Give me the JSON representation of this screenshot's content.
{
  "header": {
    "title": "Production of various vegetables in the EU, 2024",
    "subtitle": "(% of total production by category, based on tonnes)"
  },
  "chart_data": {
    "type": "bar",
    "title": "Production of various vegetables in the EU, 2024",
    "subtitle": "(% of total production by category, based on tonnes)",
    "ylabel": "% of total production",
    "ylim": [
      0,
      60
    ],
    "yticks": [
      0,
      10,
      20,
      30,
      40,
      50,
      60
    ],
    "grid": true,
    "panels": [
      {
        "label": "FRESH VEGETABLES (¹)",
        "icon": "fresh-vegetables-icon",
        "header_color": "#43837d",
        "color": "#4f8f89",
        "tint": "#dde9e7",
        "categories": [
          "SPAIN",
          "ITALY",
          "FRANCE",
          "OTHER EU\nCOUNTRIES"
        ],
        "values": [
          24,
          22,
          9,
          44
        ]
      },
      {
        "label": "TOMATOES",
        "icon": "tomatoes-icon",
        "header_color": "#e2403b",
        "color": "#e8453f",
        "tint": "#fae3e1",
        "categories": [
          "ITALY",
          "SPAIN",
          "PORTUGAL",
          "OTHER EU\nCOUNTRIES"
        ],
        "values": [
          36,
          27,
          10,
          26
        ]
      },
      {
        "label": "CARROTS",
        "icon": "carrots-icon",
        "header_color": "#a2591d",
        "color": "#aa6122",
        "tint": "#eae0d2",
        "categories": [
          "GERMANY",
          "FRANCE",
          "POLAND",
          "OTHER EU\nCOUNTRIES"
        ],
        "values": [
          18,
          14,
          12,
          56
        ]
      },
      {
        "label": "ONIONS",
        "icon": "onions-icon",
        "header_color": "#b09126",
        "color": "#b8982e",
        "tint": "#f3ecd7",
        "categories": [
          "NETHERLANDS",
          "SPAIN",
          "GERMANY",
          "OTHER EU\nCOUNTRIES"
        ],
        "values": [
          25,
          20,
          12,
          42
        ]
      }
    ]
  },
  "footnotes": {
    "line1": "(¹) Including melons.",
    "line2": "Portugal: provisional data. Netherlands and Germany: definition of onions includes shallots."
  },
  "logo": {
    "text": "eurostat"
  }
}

WRITTEN EXERCISE
Reproduce all the records precisely.

REPLY TO THE TASK
Give me the JSON representation of this screenshot's content.
{
  "header": {
    "title": "Production of various vegetables in the EU, 2024",
    "subtitle": "(% of total production by category, based on tonnes)"
  },
  "chart_data": {
    "type": "bar",
    "title": "Production of various vegetables in the EU, 2024",
    "subtitle": "(% of total production by category, based on tonnes)",
    "ylabel": "% of total production",
    "ylim": [
      0,
      60
    ],
    "yticks": [
      0,
      10,
      20,
      30,
      40,
      50,
      60
    ],
    "grid": true,
    "panels": [
      {
        "label": "FRESH VEGETABLES (¹)",
        "icon": "fresh-vegetables-icon",
        "header_color": "#43837d",
        "color": "#4f8f89",
        "tint": "#dde9e7",
        "categories": [
          "SPAIN",
          "ITALY",
          "FRANCE",
          "OTHER EU\nCOUNTRIES"
        ],
        "values": [
          24,
          22,
          9,
          44
        ]
      },
      {
        "label": "TOMATOES",
        "icon": "tomatoes-icon",
        "header_color": "#e2403b",
        "color": "#e8453f",
        "tint": "#fae3e1",
        "categories": [
          "ITALY",
          "SPAIN",
          "PORTUGAL",
          "OTHER EU\nCOUNTRIES"
        ],
        "values": [
          36,
          27,
          10,
          26
        ]
      },
      {
        "label": "CARROTS",
        "icon": "carrots-icon",
        "header_color": "#a2591d",
        "color": "#aa6122",
        "tint": "#eae0d2",
        "categories": [
          "GERMANY",
          "FRANCE",
          "POLAND",
          "OTHER EU\nCOUNTRIES"
        ],
        "values": [
          18,
          14,
          12,
          56
        ]
      },
      {
        "label": "ONIONS",
        "icon": "onions-icon",
        "header_color": "#b09126",
        "color": "#b8982e",
        "tint": "#f3ecd7",
        "categories": [
          "NETHERLANDS",
          "SPAIN",
          "GERMANY",
          "OTHER EU\nCOUNTRIES"
        ],
        "values": [
          25,
          20,
          12,
          42
        ]
      }
    ]
  },
  "footnotes": {
    "line1": "(¹) Including melons.",
    "line2": "Portugal: provisional data. Netherlands and Germany: definition of onions includes shallots."
  },
  "logo": {
    "text": "eurostat"
  }
}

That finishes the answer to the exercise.